_What needs to be done:_ Check each line of the records below for the word "session" and copy those where it appears.

_Stored data:_
····················

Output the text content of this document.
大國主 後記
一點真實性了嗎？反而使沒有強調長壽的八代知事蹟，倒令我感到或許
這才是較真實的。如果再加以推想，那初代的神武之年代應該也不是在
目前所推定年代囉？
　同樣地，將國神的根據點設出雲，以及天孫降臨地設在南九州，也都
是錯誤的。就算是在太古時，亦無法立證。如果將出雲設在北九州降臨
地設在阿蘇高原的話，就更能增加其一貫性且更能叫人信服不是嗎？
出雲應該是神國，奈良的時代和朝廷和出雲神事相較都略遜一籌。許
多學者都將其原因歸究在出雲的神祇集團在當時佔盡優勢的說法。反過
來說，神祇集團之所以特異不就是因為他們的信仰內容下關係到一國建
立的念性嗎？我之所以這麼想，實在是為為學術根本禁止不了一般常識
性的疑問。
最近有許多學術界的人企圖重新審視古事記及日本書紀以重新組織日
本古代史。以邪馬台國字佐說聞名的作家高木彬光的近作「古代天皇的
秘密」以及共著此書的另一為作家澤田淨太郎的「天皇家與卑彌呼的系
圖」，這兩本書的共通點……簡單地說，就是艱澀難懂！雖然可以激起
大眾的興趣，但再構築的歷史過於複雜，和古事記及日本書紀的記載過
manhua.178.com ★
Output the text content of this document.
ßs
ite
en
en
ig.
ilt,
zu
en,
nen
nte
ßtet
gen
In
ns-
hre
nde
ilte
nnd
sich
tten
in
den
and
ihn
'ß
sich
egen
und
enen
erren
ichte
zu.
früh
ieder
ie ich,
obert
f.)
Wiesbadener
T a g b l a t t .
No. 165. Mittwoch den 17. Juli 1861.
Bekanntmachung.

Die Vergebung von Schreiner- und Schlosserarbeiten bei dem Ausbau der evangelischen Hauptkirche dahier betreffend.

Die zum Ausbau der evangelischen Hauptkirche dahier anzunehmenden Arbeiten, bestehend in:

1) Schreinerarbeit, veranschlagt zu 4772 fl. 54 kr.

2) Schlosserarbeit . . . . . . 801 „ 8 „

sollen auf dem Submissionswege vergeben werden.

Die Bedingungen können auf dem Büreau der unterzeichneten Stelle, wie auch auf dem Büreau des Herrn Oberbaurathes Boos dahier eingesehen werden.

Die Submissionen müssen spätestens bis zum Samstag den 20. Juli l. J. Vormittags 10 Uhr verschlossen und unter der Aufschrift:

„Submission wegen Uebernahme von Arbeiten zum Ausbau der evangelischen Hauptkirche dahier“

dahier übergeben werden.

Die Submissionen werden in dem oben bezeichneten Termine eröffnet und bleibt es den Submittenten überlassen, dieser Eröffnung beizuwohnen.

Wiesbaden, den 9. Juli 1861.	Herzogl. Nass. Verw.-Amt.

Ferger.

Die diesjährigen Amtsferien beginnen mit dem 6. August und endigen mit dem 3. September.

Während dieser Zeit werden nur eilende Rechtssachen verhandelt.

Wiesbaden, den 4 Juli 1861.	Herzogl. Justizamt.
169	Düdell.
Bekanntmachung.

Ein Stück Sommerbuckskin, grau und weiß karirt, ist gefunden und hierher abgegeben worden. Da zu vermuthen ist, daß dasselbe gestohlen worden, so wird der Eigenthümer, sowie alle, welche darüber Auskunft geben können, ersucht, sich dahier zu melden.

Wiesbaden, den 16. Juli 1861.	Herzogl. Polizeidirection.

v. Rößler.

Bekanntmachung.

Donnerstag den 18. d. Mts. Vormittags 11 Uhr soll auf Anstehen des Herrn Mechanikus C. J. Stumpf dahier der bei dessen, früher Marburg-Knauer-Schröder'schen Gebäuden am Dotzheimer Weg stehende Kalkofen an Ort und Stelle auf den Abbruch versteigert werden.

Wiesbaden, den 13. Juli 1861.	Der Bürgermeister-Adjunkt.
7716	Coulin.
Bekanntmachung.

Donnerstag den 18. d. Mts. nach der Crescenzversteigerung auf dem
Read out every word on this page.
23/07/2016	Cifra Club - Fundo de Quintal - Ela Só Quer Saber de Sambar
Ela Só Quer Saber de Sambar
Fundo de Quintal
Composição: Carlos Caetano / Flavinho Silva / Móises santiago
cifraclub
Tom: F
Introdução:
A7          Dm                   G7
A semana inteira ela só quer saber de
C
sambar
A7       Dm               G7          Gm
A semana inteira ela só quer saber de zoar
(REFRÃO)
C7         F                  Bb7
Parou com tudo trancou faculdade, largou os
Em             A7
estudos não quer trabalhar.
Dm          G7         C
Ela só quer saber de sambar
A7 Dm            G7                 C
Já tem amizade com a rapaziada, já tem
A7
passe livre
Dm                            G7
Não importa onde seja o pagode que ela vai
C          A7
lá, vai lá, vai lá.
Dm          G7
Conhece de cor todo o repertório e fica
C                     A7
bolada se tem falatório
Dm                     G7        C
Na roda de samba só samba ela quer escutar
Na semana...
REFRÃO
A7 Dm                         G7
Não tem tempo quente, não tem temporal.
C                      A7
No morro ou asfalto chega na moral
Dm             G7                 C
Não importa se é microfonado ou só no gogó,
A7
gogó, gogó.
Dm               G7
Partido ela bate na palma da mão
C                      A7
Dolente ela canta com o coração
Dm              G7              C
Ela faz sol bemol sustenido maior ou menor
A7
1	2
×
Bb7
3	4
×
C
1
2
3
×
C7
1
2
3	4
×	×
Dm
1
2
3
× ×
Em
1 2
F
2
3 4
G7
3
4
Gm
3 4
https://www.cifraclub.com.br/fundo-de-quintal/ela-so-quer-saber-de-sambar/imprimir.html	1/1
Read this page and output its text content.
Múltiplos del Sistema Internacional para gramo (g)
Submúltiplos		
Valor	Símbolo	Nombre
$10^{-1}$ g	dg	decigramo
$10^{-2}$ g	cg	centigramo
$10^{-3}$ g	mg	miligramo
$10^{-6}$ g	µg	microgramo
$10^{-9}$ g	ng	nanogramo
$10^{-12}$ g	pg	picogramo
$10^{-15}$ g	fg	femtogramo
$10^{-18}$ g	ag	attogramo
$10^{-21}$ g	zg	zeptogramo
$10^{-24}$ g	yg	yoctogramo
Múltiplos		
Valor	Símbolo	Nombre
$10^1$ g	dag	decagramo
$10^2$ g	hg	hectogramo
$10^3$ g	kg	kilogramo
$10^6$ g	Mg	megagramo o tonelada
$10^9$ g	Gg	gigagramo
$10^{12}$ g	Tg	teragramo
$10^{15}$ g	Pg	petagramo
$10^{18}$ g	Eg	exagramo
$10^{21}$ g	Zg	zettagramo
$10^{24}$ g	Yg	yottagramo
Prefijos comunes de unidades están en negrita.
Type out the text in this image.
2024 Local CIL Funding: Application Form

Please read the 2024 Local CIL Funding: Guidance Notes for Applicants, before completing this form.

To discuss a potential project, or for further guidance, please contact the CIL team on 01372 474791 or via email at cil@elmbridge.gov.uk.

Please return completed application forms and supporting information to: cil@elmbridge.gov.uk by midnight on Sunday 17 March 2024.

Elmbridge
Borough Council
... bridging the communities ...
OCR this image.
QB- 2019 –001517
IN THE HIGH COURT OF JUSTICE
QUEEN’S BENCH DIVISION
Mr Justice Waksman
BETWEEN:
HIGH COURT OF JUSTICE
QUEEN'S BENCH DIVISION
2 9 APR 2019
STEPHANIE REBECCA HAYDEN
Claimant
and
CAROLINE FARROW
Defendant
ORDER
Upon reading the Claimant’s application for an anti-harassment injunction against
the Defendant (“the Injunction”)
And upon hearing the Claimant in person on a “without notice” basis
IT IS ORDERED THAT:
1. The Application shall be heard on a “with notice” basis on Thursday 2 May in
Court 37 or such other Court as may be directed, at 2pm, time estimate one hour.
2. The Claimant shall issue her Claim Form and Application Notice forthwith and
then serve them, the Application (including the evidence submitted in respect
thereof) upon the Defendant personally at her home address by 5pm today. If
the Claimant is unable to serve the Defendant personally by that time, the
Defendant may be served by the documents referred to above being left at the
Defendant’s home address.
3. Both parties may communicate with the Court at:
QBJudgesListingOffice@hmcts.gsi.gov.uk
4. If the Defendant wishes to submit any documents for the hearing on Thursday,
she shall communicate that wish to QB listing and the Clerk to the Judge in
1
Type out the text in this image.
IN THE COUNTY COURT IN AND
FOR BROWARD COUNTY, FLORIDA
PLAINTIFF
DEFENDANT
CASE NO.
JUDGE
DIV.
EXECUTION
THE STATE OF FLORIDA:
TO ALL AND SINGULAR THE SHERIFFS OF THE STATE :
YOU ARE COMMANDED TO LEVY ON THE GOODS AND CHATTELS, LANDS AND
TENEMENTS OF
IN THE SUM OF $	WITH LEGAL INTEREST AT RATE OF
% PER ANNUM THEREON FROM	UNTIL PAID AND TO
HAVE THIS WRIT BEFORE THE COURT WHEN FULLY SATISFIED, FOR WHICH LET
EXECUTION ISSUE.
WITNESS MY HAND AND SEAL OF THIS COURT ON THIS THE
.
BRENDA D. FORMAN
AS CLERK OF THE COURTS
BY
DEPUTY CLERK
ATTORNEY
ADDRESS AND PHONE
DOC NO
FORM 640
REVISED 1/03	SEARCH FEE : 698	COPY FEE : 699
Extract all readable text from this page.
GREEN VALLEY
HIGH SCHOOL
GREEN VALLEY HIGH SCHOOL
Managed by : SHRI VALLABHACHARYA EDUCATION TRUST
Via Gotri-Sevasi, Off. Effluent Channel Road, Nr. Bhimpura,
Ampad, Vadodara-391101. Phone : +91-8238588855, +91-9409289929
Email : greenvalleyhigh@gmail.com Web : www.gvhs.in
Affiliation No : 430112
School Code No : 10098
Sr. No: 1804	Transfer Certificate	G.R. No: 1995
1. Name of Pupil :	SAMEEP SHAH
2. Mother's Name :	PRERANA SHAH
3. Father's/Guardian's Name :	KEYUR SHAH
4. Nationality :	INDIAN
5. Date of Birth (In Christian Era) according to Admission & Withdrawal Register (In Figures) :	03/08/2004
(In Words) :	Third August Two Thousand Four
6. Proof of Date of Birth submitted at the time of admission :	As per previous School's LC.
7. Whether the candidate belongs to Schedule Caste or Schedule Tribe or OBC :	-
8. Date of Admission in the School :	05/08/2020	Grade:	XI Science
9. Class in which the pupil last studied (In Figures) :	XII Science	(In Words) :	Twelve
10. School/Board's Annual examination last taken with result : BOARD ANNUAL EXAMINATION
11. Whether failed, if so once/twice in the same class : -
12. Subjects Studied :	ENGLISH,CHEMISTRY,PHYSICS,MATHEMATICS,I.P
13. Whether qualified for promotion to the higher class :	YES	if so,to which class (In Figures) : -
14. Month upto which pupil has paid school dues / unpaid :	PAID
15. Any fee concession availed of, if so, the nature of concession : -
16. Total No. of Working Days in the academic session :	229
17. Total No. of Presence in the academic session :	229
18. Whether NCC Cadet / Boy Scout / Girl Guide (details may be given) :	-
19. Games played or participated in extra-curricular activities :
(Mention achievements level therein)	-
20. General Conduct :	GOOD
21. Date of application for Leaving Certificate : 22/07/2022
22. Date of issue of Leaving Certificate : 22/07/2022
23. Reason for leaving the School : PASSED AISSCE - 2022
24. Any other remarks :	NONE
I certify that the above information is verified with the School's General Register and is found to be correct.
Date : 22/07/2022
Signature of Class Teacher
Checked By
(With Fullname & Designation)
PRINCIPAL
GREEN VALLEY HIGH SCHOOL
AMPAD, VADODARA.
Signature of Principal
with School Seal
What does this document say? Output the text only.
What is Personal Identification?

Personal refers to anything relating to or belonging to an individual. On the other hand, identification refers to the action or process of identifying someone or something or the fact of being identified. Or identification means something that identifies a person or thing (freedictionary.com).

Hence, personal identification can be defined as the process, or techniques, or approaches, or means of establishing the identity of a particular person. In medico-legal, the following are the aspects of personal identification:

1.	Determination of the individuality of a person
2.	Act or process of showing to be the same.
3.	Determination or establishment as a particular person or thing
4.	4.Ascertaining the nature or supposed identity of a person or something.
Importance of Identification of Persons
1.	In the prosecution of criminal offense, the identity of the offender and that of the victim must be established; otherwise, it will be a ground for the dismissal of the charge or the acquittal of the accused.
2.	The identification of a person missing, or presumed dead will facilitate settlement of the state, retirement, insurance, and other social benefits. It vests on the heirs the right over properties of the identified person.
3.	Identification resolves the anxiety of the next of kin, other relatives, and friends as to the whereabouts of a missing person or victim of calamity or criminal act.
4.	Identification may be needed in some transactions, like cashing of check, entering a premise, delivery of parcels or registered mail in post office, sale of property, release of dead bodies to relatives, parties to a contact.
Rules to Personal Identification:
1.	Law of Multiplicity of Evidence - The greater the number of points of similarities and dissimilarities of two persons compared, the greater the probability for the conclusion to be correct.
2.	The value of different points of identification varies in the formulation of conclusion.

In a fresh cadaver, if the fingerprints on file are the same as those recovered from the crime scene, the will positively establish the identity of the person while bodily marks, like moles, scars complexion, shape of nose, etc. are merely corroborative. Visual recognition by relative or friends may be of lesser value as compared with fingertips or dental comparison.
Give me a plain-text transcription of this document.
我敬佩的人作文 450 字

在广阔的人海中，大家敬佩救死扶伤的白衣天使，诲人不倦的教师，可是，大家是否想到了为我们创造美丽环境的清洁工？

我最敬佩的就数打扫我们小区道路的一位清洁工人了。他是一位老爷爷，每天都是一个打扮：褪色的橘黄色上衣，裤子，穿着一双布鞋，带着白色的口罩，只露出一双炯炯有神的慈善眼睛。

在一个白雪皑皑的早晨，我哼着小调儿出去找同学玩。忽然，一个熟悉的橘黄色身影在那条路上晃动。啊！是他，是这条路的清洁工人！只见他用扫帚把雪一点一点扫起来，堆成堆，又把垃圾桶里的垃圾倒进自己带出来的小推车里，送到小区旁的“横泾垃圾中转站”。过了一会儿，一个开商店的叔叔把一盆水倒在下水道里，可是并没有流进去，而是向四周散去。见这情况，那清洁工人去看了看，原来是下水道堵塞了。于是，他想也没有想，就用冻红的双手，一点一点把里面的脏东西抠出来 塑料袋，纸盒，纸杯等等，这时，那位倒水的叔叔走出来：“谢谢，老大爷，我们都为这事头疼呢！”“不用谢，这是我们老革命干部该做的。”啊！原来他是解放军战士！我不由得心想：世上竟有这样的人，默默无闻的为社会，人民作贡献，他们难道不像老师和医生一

····················

_Completed task:_
16. Total No. of Working Days in the academic session :	229
17. Total No. of Presence in the academic session :	229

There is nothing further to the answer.